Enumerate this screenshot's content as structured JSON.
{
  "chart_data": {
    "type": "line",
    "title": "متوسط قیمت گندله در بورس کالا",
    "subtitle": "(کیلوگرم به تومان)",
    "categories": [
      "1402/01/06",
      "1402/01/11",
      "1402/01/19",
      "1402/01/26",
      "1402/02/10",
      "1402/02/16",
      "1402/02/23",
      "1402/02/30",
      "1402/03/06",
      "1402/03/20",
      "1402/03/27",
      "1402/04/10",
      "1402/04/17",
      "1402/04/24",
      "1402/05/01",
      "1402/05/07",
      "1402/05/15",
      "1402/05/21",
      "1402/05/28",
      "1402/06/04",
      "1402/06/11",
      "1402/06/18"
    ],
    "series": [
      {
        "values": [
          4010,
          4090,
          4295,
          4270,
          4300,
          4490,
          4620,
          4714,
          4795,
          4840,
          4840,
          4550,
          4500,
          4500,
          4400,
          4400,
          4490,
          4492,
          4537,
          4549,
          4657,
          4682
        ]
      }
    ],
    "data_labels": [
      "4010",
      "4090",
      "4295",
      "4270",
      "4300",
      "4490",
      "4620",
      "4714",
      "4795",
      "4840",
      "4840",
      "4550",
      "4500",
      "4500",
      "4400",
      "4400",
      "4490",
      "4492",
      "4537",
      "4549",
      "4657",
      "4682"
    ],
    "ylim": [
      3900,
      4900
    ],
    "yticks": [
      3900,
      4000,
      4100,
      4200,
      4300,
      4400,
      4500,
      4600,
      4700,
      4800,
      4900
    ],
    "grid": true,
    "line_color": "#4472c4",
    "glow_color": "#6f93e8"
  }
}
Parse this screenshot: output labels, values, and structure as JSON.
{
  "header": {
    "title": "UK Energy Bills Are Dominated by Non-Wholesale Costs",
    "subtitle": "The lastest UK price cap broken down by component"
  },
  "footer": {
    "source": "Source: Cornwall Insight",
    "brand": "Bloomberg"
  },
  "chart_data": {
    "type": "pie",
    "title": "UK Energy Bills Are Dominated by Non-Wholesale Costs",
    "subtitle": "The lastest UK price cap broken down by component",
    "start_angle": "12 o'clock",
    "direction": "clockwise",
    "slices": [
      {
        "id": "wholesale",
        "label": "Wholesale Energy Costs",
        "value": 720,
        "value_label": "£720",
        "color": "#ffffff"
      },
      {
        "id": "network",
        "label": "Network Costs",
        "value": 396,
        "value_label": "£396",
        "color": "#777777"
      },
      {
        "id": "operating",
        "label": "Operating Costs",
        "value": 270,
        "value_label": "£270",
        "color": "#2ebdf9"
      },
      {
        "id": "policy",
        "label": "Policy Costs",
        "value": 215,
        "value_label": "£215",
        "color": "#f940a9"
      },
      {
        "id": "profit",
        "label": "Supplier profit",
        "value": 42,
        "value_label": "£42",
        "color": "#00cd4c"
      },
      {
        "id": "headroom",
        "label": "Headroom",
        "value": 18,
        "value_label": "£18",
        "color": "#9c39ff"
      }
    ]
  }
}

• _WRITTEN PROBLEM_:
Go through the data and count each line that has the word "subtitle", then give the total alone.

• _EXERCISE RESPONSE_:
3